● **Task description**:
Pick out each line in these entries that contains the string "kontrapozice".

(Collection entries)
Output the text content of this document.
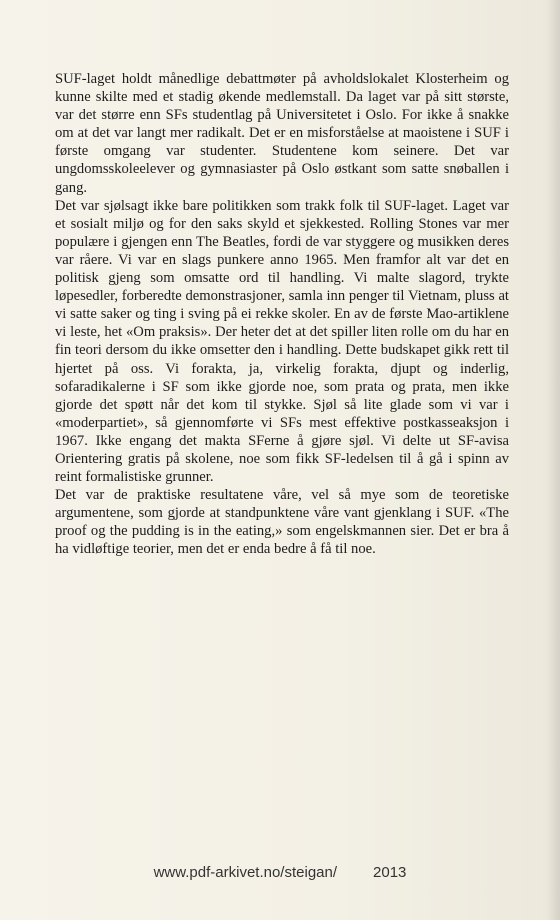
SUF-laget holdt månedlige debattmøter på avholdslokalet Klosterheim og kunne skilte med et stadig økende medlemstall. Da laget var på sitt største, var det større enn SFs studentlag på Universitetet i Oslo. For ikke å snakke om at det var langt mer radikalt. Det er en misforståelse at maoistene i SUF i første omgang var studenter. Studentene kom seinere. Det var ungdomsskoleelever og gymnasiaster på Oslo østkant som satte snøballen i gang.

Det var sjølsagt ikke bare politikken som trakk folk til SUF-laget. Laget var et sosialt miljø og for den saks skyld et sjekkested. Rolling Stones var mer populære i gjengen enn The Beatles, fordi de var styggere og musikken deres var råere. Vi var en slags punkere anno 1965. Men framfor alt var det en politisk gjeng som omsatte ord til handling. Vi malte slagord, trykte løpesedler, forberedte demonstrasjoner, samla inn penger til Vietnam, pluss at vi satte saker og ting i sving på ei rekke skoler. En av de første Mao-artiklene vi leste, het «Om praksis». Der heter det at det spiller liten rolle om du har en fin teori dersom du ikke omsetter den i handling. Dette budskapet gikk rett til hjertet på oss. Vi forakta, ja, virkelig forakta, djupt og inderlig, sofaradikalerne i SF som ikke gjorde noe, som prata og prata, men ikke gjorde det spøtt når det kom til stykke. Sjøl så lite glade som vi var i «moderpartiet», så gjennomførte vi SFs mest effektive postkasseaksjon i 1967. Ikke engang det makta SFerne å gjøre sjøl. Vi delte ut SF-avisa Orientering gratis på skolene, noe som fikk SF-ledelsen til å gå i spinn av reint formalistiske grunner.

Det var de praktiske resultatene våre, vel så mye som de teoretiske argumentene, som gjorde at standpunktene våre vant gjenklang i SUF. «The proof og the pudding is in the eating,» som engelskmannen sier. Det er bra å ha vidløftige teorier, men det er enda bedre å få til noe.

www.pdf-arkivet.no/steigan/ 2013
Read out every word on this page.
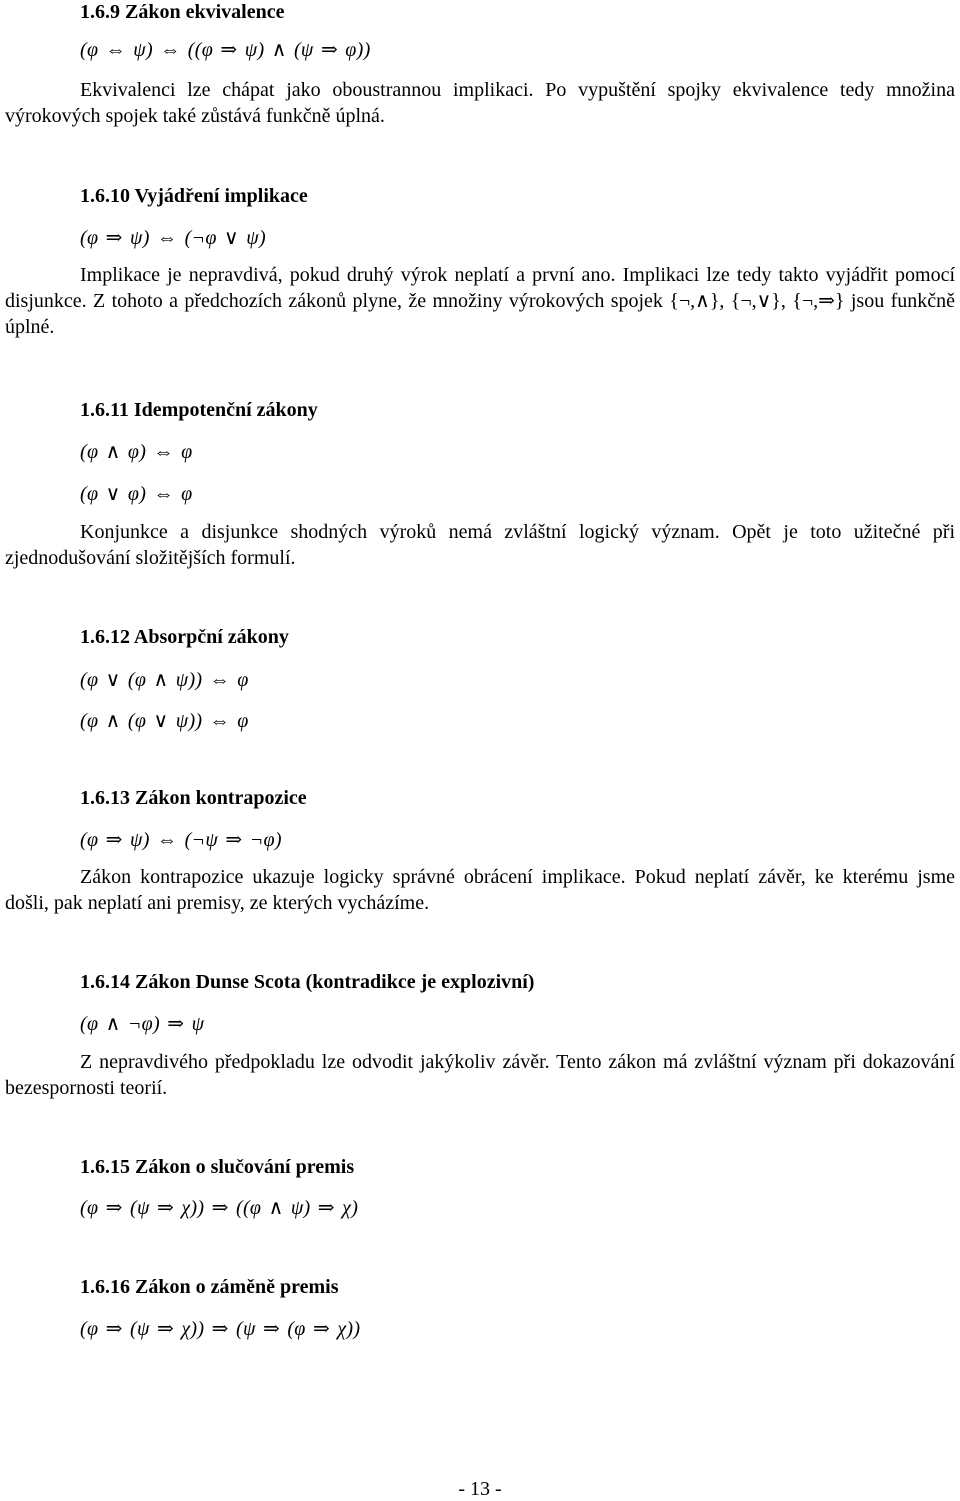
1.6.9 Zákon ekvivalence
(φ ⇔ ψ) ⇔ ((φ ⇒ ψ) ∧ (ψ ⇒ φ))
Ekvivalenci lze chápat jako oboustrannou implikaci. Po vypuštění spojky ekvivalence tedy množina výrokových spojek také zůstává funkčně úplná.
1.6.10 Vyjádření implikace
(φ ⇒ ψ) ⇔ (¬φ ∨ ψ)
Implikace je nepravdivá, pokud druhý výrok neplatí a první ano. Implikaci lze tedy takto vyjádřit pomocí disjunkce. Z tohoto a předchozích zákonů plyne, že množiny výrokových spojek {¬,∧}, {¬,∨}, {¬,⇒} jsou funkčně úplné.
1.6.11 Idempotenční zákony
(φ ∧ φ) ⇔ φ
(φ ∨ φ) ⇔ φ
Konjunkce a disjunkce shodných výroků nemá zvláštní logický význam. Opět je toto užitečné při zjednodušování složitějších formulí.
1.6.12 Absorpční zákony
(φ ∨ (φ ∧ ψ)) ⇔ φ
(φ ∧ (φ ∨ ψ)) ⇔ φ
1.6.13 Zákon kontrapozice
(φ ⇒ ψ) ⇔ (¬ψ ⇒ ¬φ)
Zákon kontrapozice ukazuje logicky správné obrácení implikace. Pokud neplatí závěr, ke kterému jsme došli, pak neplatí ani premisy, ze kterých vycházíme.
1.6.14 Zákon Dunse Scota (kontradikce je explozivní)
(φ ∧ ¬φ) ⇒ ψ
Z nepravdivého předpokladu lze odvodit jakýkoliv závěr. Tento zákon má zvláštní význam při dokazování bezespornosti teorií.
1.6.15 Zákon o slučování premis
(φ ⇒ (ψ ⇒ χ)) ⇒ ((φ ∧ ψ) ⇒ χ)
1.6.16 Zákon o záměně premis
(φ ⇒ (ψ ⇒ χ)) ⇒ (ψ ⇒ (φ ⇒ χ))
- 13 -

● **Completed task**:
1.6.13 Zákon kontrapozice
Zákon kontrapozice ukazuje logicky správné obrácení implikace. Pokud neplatí závěr, ke kterému jsme došli, pak neplatí ani premisy, ze kterých vycházíme.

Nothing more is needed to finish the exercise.